> Challenge
Exactly transcribe the span of lines from the one containing "What's the underlying" through the final line of the entries, inclusive, and nothing outside it. Exclude the pictures.

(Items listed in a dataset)
....

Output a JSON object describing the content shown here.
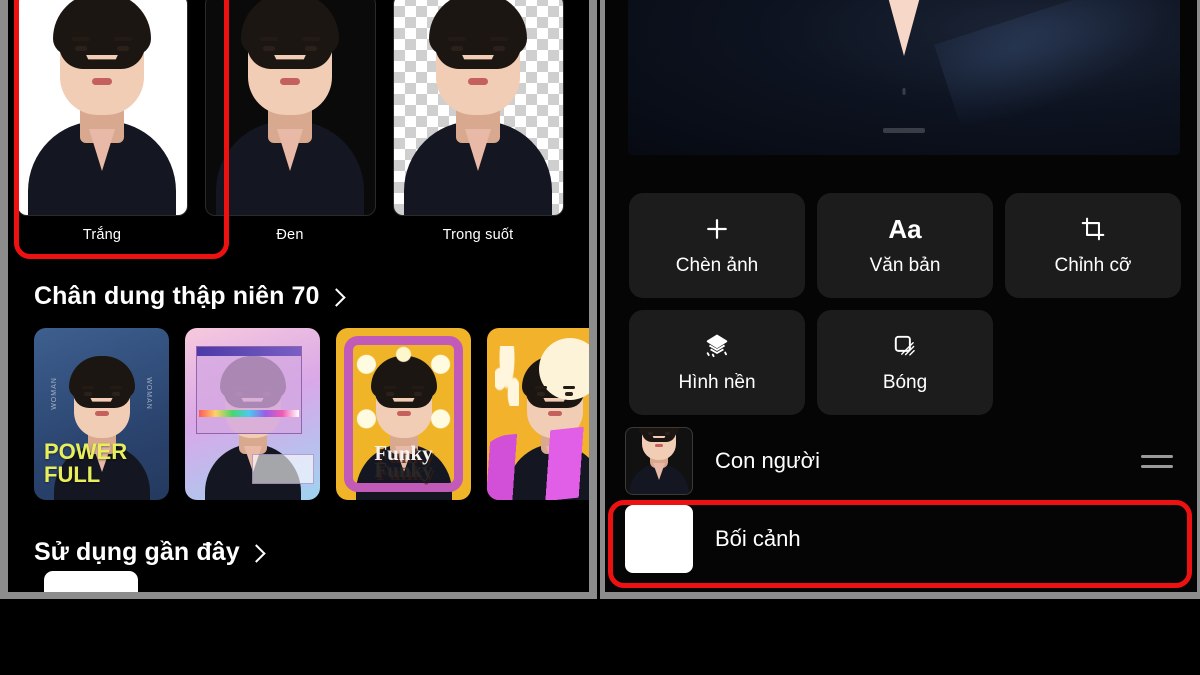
{
  "app": {
    "background_color": "#000000",
    "panel_border_color": "#8c8c8c",
    "highlight_color": "#ee1111"
  },
  "left_panel": {
    "background_options": {
      "items": [
        {
          "label": "Trắng",
          "swatch": "white",
          "selected": true
        },
        {
          "label": "Đen",
          "swatch": "black",
          "selected": false
        },
        {
          "label": "Trong suốt",
          "swatch": "transparent",
          "selected": false
        }
      ]
    },
    "sections": [
      {
        "title": "Chân dung thập niên 70",
        "chevron": "chevron-right-icon",
        "templates": [
          {
            "caption_line1": "POWER",
            "caption_line2": "FULL",
            "side_word": "WOMAN",
            "style": "navy-denim"
          },
          {
            "caption_line1": "",
            "caption_line2": "",
            "style": "pastel-retro-window"
          },
          {
            "caption_line1": "Funky",
            "caption_line2": "Funky",
            "style": "yellow-funky-frame"
          },
          {
            "caption_line1": "",
            "caption_line2": "",
            "style": "yellow-wave"
          }
        ]
      },
      {
        "title": "Sử dụng gần đây",
        "chevron": "chevron-right-icon",
        "templates": []
      }
    ]
  },
  "right_panel": {
    "preview": {
      "alt": "portrait-preview"
    },
    "tools": [
      {
        "label": "Chèn ảnh",
        "icon": "plus-icon"
      },
      {
        "label": "Văn bản",
        "icon": "text-aa-icon",
        "glyph": "Aa"
      },
      {
        "label": "Chỉnh cỡ",
        "icon": "crop-icon"
      },
      {
        "label": "Hình nền",
        "icon": "layers-sparkle-icon"
      },
      {
        "label": "Bóng",
        "icon": "shadow-square-icon"
      }
    ],
    "layers": [
      {
        "name": "Con người",
        "thumb": "person-thumb",
        "has_drag_handle": true,
        "highlighted": false
      },
      {
        "name": "Bối cảnh",
        "thumb": "blank-white-thumb",
        "has_drag_handle": false,
        "highlighted": true
      }
    ]
  }
}
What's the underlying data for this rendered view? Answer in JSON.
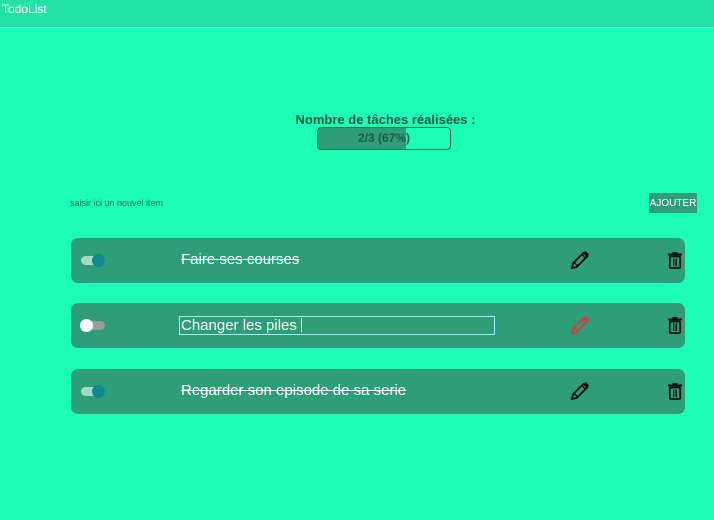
{
  "header": {
    "title": "TodoList"
  },
  "progress": {
    "title": "Nombre de tâches réalisées :",
    "text": "2/3 (67%)",
    "percent": 67
  },
  "new_item": {
    "placeholder": "saisir ici un nouvel item",
    "value": "",
    "add_label": "AJOUTER"
  },
  "colors": {
    "background": "#1cfdb6",
    "header": "#22e3a6",
    "card": "#2e9e78",
    "edit_active": "#d93a3a"
  },
  "todos": [
    {
      "label": "Faire ses courses",
      "done": true,
      "editing": false
    },
    {
      "label": "Changer les piles ",
      "done": false,
      "editing": true
    },
    {
      "label": "Regarder son episode de sa serie",
      "done": true,
      "editing": false
    }
  ]
}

....

> Answer in full
What's the underlying data for this rendered view? Answer in JSON.
{
  "header": {
    "title": "TodoList"
  },
  "progress": {
    "title": "Nombre de tâches réalisées :",
    "text": "2/3 (67%)",
    "percent": 67
  },
  "new_item": {
    "placeholder": "saisir ici un nouvel item",
    "value": "",
    "add_label": "AJOUTER"
  },
  "colors": {
    "background": "#1cfdb6",
    "header": "#22e3a6",
    "card": "#2e9e78",
    "edit_active": "#d93a3a"
  },
  "todos": [
    {
      "label": "Faire ses courses",
      "done": true,
      "editing": false
    },
    {
      "label": "Changer les piles ",
      "done": false,
      "editing": true
    },
    {
      "label": "Regarder son episode de sa serie",
      "done": true,
      "editing": false
    }
  ]
}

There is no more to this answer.